O QUE SE PEDE: Reproduza na íntegra o texto sobre a liberdade de expressão no Brasil, sem nenhuma alteração.

Assistimos a uma cotidiana saraivada de brutalidades, sem nenhuma técnica, contra a liberdade de expressão, por parte de Tribunais, Ministério Público e demais órgãos estatais
Tenho um amigo jornalista que sempre diz que nosso lugar de fala é a boca. Concordo, mas, se discordasse, diria que o meu lugar de fala é a técnica jurídica. Sou advogado e professor e há muitos anos escrevo, ensino e atuo em casos envolvendo liberdades públicas, em especial, a de expressão.
A coisa anda tão feia no Brasil que há alguns anos as pessoas me apresentavam em congressos e palestras dizendo: “Está aqui um advogado especialista em casos relacionados à liberdade de expressão”. Hoje em dia, me apresentam como um advogado especialista em casos relacionados à censura. Viramos tudo do avesso. Tomamos por regra a censura e a liberdade por exceção.
Outro dia, em um grupo chatíssimo de WhatsApp de pais da escola de minha filhastra, uma mãe prometia: “Ai, gente, a liberdade de expressão coloca a nossa democracia tão em risco, que tudo que desejo na vida é poder fazer meu filho entender o limite dela”. Pois é, a mediocridade de alguém se conhece por suas (parcas) ambições.
As pessoas desistiram de entender a liberdade e passaram a desejar apenas o diálogo com suas restrições. Temos assistido a uma cotidiana saraivada de brutalidades, sem nenhuma técnica, contra a liberdade de expressão, por parte de Tribunais Superiores, Ministério Público e demais órgãos estatais e de governo que de fiscais e aplicadores da lei passaram a fiscais e moderadores do debate público.

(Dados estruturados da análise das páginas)

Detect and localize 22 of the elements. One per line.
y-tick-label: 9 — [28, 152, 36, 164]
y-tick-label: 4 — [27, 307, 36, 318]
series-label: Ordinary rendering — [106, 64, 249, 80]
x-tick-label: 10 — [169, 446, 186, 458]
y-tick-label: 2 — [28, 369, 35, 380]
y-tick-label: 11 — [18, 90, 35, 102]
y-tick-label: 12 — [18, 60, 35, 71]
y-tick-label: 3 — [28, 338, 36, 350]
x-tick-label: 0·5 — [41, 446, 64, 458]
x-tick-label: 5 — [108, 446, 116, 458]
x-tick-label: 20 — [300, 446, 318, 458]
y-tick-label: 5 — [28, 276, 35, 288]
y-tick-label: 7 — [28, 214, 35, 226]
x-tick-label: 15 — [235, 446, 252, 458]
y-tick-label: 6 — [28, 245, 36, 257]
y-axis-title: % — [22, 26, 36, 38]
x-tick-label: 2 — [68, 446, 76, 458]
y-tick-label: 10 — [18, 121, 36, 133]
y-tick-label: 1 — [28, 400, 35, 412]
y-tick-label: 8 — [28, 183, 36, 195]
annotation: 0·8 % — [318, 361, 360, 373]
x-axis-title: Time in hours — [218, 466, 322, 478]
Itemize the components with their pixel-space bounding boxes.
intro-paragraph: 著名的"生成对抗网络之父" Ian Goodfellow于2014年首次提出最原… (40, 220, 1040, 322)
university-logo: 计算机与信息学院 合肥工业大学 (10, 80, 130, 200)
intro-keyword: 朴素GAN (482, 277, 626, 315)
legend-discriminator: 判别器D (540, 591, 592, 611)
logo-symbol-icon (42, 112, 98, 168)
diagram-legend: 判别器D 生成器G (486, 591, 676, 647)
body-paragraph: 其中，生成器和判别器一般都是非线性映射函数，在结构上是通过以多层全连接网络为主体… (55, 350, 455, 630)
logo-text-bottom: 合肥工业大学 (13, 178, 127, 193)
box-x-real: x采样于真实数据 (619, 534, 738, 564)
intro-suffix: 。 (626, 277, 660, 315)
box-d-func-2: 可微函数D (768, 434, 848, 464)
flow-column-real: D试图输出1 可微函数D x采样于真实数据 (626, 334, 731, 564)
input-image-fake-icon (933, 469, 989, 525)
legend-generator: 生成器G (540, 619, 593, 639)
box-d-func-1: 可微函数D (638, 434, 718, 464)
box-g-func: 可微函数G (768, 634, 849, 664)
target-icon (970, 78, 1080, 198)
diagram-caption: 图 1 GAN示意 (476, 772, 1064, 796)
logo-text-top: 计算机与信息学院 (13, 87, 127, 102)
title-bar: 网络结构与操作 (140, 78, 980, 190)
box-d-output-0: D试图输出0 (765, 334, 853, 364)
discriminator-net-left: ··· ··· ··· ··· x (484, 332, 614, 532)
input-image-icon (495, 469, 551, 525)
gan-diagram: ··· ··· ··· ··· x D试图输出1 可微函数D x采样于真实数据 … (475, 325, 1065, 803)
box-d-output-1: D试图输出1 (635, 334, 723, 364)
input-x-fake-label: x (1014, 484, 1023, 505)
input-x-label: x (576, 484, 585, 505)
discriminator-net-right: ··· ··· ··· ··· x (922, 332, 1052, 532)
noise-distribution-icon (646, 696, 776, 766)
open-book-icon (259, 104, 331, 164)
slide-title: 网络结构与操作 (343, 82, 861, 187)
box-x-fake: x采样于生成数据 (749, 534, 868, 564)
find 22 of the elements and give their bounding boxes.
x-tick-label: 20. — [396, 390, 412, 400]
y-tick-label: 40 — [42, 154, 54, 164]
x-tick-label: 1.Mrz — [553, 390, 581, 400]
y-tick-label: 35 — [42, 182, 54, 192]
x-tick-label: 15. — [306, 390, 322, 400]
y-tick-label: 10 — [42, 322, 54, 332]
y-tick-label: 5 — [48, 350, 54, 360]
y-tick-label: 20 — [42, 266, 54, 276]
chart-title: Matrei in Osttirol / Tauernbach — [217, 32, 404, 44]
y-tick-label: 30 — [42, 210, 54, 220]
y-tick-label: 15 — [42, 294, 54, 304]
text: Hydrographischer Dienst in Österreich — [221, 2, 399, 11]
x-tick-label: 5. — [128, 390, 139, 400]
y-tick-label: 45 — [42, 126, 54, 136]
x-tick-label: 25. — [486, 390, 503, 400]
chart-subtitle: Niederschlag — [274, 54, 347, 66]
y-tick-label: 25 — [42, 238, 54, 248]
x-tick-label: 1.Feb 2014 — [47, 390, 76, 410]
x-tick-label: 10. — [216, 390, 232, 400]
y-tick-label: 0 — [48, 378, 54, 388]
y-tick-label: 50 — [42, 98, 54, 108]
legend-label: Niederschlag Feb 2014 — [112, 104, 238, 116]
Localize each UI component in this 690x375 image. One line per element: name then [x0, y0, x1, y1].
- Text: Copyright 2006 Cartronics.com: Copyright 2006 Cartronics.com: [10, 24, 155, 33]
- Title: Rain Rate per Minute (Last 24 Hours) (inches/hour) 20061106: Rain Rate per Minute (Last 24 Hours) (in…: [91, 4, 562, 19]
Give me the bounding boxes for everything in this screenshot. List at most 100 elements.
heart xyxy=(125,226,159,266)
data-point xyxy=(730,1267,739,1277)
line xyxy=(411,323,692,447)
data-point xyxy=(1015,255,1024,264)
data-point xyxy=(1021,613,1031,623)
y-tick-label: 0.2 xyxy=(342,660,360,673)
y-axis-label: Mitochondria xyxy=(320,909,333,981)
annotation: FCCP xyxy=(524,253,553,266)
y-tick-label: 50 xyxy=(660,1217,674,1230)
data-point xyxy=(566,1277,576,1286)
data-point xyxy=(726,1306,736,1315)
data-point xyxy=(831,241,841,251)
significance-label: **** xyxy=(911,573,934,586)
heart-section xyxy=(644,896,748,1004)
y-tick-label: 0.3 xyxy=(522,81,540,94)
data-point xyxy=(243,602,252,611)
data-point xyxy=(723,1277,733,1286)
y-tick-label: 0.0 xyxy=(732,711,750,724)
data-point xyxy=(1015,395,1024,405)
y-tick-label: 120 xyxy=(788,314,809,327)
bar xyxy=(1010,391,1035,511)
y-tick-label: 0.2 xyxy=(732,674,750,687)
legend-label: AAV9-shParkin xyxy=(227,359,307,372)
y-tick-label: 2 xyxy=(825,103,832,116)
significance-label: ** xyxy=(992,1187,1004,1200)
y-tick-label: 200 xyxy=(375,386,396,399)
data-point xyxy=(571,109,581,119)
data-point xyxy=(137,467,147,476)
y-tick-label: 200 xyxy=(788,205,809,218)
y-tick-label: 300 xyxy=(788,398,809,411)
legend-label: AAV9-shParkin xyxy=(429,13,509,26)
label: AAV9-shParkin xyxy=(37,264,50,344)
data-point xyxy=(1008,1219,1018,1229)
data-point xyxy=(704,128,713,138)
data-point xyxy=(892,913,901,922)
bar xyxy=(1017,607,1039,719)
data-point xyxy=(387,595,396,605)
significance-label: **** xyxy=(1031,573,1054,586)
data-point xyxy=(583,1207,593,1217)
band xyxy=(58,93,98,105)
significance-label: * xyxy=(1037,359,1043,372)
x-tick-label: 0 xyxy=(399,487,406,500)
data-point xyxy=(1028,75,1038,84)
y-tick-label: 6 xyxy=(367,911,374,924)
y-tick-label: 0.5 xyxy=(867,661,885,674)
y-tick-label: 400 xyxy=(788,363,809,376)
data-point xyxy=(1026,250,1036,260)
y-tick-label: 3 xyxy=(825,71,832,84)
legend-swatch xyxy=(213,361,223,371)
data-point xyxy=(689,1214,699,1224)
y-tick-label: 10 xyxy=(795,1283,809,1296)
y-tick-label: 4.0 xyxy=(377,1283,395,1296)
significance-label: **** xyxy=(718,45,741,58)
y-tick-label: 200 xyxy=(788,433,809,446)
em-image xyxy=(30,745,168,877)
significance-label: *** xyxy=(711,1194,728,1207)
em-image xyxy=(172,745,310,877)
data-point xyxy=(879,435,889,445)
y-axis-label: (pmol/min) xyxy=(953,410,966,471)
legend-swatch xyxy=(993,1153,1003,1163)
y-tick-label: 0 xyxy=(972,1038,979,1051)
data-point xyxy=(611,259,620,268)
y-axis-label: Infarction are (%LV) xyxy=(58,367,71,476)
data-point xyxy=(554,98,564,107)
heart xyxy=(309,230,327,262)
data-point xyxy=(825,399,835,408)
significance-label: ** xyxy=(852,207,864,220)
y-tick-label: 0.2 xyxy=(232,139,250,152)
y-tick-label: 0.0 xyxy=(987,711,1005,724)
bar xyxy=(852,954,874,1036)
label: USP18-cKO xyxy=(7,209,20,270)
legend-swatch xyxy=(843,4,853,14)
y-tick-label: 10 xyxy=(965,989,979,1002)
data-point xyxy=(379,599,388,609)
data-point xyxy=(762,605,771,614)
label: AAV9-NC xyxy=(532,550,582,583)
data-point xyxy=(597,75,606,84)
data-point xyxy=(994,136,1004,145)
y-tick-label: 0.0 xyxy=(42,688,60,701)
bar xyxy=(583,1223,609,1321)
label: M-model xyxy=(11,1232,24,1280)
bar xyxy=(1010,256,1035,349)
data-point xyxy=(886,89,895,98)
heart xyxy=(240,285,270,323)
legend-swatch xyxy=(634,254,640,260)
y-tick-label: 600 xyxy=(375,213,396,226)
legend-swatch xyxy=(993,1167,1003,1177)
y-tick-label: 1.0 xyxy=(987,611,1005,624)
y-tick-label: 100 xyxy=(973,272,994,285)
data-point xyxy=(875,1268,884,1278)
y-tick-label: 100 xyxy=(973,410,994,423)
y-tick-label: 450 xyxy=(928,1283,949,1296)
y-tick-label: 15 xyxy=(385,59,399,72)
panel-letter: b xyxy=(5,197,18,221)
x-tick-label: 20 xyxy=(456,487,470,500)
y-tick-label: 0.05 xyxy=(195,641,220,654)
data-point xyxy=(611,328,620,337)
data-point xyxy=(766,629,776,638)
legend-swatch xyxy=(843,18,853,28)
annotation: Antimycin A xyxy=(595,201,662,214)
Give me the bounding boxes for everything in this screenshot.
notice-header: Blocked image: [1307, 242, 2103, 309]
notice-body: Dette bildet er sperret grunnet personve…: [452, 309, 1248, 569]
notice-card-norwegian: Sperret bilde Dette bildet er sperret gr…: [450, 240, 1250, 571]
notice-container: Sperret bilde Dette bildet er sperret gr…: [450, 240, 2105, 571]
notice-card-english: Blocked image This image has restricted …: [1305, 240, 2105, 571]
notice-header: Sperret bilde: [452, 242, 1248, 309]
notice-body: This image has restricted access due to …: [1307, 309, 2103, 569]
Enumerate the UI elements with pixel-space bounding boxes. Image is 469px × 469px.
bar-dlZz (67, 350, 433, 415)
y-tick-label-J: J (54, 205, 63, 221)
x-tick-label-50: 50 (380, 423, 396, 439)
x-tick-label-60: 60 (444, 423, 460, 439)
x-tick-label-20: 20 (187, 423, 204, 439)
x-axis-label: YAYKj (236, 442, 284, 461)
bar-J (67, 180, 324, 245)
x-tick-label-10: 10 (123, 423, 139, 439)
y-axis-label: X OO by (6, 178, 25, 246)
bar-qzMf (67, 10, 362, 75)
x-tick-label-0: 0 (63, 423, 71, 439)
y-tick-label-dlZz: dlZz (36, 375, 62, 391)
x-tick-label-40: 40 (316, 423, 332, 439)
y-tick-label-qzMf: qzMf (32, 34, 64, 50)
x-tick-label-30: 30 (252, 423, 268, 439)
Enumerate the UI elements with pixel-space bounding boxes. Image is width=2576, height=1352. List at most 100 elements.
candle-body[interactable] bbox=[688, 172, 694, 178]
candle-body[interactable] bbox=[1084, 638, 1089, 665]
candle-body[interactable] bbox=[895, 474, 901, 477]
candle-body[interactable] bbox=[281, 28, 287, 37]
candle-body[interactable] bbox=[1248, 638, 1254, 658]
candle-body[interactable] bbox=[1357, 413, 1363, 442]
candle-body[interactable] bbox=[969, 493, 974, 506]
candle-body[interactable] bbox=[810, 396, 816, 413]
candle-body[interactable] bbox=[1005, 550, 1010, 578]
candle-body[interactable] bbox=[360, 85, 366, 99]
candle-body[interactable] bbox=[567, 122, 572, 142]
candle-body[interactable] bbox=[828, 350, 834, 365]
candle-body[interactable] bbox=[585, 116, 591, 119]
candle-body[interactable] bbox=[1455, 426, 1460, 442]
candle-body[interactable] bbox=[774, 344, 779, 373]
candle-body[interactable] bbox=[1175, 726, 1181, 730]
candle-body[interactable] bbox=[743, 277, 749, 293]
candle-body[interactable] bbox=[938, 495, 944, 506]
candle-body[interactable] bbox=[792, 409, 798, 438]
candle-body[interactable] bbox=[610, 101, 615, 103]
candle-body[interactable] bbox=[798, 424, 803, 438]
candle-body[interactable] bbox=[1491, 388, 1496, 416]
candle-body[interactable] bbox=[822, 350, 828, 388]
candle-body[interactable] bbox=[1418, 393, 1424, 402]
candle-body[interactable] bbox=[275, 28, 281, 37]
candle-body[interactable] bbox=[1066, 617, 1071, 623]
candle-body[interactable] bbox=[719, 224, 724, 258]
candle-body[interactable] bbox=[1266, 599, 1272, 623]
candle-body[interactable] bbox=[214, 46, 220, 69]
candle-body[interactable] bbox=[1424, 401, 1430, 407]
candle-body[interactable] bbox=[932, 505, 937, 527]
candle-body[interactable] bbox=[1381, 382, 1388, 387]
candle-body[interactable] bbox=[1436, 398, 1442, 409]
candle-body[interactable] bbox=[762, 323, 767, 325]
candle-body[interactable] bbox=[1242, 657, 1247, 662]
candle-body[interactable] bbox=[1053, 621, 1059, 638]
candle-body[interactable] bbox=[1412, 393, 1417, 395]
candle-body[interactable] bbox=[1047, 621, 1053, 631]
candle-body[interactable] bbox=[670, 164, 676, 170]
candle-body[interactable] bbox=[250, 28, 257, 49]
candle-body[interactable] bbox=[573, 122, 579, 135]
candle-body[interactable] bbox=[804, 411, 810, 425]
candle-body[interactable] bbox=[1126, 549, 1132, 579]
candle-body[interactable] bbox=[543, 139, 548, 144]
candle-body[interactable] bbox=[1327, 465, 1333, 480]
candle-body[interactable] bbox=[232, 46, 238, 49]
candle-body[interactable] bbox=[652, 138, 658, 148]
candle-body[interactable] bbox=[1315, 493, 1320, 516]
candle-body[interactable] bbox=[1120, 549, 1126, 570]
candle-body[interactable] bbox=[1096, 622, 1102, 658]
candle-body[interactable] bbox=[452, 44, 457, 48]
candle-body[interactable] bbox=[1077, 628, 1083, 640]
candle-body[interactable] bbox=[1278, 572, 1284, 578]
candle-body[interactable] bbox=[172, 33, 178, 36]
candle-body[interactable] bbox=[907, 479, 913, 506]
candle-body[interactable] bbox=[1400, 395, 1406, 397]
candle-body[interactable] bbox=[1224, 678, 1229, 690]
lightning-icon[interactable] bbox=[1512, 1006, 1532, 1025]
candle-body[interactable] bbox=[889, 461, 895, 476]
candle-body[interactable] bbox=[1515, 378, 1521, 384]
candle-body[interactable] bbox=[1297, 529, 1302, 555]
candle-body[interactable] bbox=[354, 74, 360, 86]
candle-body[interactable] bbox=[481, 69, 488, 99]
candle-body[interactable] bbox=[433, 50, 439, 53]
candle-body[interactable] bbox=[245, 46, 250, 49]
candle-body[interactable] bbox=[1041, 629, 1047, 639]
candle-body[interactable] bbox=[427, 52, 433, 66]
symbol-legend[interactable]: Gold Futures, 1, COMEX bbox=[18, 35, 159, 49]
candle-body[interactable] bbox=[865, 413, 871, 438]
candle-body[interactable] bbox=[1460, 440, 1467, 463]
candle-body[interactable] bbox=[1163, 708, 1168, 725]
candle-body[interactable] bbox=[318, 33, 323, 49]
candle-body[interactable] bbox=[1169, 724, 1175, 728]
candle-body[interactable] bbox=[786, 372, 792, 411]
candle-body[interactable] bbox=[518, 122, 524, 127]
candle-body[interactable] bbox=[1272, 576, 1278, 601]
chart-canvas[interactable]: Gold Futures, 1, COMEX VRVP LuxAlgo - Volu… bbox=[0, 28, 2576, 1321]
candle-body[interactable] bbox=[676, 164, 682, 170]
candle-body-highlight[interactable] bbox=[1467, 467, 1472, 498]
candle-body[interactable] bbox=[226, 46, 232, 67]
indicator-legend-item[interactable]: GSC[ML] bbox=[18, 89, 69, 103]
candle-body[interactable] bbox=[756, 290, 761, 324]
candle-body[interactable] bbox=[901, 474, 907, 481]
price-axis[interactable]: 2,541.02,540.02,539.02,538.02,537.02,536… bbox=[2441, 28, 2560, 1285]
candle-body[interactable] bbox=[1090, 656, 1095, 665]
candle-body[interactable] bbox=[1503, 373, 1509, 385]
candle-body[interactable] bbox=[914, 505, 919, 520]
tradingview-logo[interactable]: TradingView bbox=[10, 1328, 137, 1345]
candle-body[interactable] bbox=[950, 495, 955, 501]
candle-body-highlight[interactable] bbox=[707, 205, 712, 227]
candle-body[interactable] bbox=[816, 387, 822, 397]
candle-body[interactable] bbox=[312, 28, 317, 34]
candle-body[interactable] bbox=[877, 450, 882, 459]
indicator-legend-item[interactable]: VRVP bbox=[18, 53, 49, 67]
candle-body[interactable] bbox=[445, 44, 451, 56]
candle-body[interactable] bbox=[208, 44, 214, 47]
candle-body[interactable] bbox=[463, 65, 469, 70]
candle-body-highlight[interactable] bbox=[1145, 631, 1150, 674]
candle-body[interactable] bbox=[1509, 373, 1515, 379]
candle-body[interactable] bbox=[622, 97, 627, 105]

SOLUÇÃO ABAIXO:
Assistimos a uma cotidiana saraivada de brutalidades, sem nenhuma técnica, contra a liberdade de expressão, por parte de Tribunais, Ministério Público e demais órgãos estatais
Tenho um amigo jornalista que sempre diz que nosso lugar de fala é a boca. Concordo, mas, se discordasse, diria que o meu lugar de fala é a técnica jurídica. Sou advogado e professor e há muitos anos escrevo, ensino e atuo em casos envolvendo liberdades públicas, em especial, a de expressão.
A coisa anda tão feia no Brasil que há alguns anos as pessoas me apresentavam em congressos e palestras dizendo: “Está aqui um advogado especialista em casos relacionados à liberdade de expressão”. Hoje em dia, me apresentam como um advogado especialista em casos relacionados à censura. Viramos tudo do avesso. Tomamos por regra a censura e a liberdade por exceção.
Outro dia, em um grupo chatíssimo de WhatsApp de pais da escola de minha filhastra, uma mãe prometia: “Ai, gente, a liberdade de expressão coloca a nossa democracia tão em risco, que tudo que desejo na vida é poder fazer meu filho entender o limite dela”. Pois é, a mediocridade de alguém se conhece por suas (parcas) ambições.
As pessoas desistiram de entender a liberdade e passaram a desejar apenas o diálogo com suas restrições. Temos assistido a uma cotidiana saraivada de brutalidades, sem nenhuma técnica, contra a liberdade de expressão, por parte de Tribunais Superiores, Ministério Público e demais órgãos estatais e de governo que de fiscais e aplicadores da lei passaram a fiscais e moderadores do debate público.